● **Task instructions**:
Quote the entries in full, character for character, without their images.

● **Extracted entries**:

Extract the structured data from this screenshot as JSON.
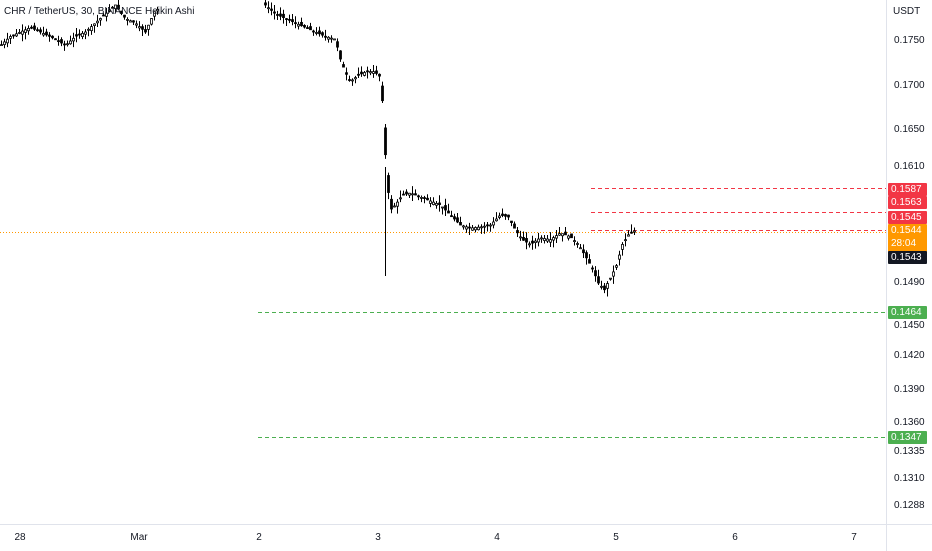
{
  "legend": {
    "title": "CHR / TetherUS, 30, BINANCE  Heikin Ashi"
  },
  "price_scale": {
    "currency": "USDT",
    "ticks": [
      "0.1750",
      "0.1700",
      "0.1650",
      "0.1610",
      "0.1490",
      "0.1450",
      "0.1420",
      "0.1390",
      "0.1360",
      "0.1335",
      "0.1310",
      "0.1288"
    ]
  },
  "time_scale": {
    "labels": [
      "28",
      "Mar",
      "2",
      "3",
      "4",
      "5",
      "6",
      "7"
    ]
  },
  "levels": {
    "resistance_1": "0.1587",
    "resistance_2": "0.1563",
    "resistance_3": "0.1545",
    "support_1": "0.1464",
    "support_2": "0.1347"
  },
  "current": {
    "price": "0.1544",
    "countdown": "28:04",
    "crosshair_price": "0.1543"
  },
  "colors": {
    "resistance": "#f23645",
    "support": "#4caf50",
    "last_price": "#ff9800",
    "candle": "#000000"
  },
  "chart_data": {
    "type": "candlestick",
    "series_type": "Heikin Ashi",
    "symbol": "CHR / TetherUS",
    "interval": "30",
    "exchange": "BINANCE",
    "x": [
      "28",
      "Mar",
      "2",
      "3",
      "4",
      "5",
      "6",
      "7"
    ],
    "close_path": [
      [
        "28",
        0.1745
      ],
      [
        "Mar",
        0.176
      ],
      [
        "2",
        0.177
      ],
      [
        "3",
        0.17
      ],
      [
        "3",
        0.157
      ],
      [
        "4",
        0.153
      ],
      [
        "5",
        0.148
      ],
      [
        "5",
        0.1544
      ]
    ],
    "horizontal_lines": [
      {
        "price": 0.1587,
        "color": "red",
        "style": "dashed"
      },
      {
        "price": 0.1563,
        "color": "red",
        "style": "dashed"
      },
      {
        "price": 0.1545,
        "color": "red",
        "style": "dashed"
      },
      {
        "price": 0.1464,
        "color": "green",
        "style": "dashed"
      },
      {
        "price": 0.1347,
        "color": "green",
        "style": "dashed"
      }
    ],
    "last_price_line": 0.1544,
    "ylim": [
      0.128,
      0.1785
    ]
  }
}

● **Task response**:
Extract the structured data from this screenshot as JSON.
{
  "legend": {
    "title": "CHR / TetherUS, 30, BINANCE  Heikin Ashi"
  },
  "price_scale": {
    "currency": "USDT",
    "ticks": [
      "0.1750",
      "0.1700",
      "0.1650",
      "0.1610",
      "0.1490",
      "0.1450",
      "0.1420",
      "0.1390",
      "0.1360",
      "0.1335",
      "0.1310",
      "0.1288"
    ]
  },
  "time_scale": {
    "labels": [
      "28",
      "Mar",
      "2",
      "3",
      "4",
      "5",
      "6",
      "7"
    ]
  },
  "levels": {
    "resistance_1": "0.1587",
    "resistance_2": "0.1563",
    "resistance_3": "0.1545",
    "support_1": "0.1464",
    "support_2": "0.1347"
  },
  "current": {
    "price": "0.1544",
    "countdown": "28:04",
    "crosshair_price": "0.1543"
  },
  "colors": {
    "resistance": "#f23645",
    "support": "#4caf50",
    "last_price": "#ff9800",
    "candle": "#000000"
  },
  "chart_data": {
    "type": "candlestick",
    "series_type": "Heikin Ashi",
    "symbol": "CHR / TetherUS",
    "interval": "30",
    "exchange": "BINANCE",
    "x": [
      "28",
      "Mar",
      "2",
      "3",
      "4",
      "5",
      "6",
      "7"
    ],
    "close_path": [
      [
        "28",
        0.1745
      ],
      [
        "Mar",
        0.176
      ],
      [
        "2",
        0.177
      ],
      [
        "3",
        0.17
      ],
      [
        "3",
        0.157
      ],
      [
        "4",
        0.153
      ],
      [
        "5",
        0.148
      ],
      [
        "5",
        0.1544
      ]
    ],
    "horizontal_lines": [
      {
        "price": 0.1587,
        "color": "red",
        "style": "dashed"
      },
      {
        "price": 0.1563,
        "color": "red",
        "style": "dashed"
      },
      {
        "price": 0.1545,
        "color": "red",
        "style": "dashed"
      },
      {
        "price": 0.1464,
        "color": "green",
        "style": "dashed"
      },
      {
        "price": 0.1347,
        "color": "green",
        "style": "dashed"
      }
    ],
    "last_price_line": 0.1544,
    "ylim": [
      0.128,
      0.1785
    ]
  }
}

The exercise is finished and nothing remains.